* REQUIRED WORK *
Could you print all the entries exactly?

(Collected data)
##############################
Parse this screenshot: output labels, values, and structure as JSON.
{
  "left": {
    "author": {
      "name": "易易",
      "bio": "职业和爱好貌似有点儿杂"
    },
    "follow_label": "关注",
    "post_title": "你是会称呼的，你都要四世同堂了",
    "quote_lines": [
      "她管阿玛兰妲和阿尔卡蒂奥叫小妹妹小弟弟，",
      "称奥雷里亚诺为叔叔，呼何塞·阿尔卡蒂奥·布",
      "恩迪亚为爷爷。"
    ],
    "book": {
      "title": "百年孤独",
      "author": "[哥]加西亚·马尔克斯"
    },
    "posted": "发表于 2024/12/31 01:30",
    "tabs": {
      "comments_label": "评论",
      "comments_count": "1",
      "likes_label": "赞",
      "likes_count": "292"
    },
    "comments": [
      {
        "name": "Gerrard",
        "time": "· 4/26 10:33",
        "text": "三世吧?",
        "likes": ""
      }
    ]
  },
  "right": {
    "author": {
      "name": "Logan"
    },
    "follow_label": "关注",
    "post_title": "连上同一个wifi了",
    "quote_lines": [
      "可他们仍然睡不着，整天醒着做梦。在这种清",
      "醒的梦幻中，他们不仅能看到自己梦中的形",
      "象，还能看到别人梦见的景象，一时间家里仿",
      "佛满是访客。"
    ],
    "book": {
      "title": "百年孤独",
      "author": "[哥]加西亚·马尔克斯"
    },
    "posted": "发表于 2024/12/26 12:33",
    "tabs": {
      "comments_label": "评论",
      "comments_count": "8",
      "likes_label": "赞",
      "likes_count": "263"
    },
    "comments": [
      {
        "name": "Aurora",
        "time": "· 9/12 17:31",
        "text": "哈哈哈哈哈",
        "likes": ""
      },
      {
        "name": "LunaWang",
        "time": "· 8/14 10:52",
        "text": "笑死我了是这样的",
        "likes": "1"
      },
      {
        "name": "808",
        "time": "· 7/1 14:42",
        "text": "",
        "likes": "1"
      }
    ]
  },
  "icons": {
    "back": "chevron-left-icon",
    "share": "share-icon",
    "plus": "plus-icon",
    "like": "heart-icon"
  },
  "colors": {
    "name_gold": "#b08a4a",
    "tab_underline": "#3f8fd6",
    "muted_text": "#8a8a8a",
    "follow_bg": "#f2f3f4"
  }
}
##############################
* EXERCISE SOLUTION *
Parse this screenshot: output labels, values, and structure as JSON.
{
  "left": {
    "author": {
      "name": "易易",
      "bio": "职业和爱好貌似有点儿杂"
    },
    "follow_label": "关注",
    "post_title": "你是会称呼的，你都要四世同堂了",
    "quote_lines": [
      "她管阿玛兰妲和阿尔卡蒂奥叫小妹妹小弟弟，",
      "称奥雷里亚诺为叔叔，呼何塞·阿尔卡蒂奥·布",
      "恩迪亚为爷爷。"
    ],
    "book": {
      "title": "百年孤独",
      "author": "[哥]加西亚·马尔克斯"
    },
    "posted": "发表于 2024/12/31 01:30",
    "tabs": {
      "comments_label": "评论",
      "comments_count": "1",
      "likes_label": "赞",
      "likes_count": "292"
    },
    "comments": [
      {
        "name": "Gerrard",
        "time": "· 4/26 10:33",
        "text": "三世吧?",
        "likes": ""
      }
    ]
  },
  "right": {
    "author": {
      "name": "Logan"
    },
    "follow_label": "关注",
    "post_title": "连上同一个wifi了",
    "quote_lines": [
      "可他们仍然睡不着，整天醒着做梦。在这种清",
      "醒的梦幻中，他们不仅能看到自己梦中的形",
      "象，还能看到别人梦见的景象，一时间家里仿",
      "佛满是访客。"
    ],
    "book": {
      "title": "百年孤独",
      "author": "[哥]加西亚·马尔克斯"
    },
    "posted": "发表于 2024/12/26 12:33",
    "tabs": {
      "comments_label": "评论",
      "comments_count": "8",
      "likes_label": "赞",
      "likes_count": "263"
    },
    "comments": [
      {
        "name": "Aurora",
        "time": "· 9/12 17:31",
        "text": "哈哈哈哈哈",
        "likes": ""
      },
      {
        "name": "LunaWang",
        "time": "· 8/14 10:52",
        "text": "笑死我了是这样的",
        "likes": "1"
      },
      {
        "name": "808",
        "time": "· 7/1 14:42",
        "text": "",
        "likes": "1"
      }
    ]
  },
  "icons": {
    "back": "chevron-left-icon",
    "share": "share-icon",
    "plus": "plus-icon",
    "like": "heart-icon"
  },
  "colors": {
    "name_gold": "#b08a4a",
    "tab_underline": "#3f8fd6",
    "muted_text": "#8a8a8a",
    "follow_bg": "#f2f3f4"
  }
}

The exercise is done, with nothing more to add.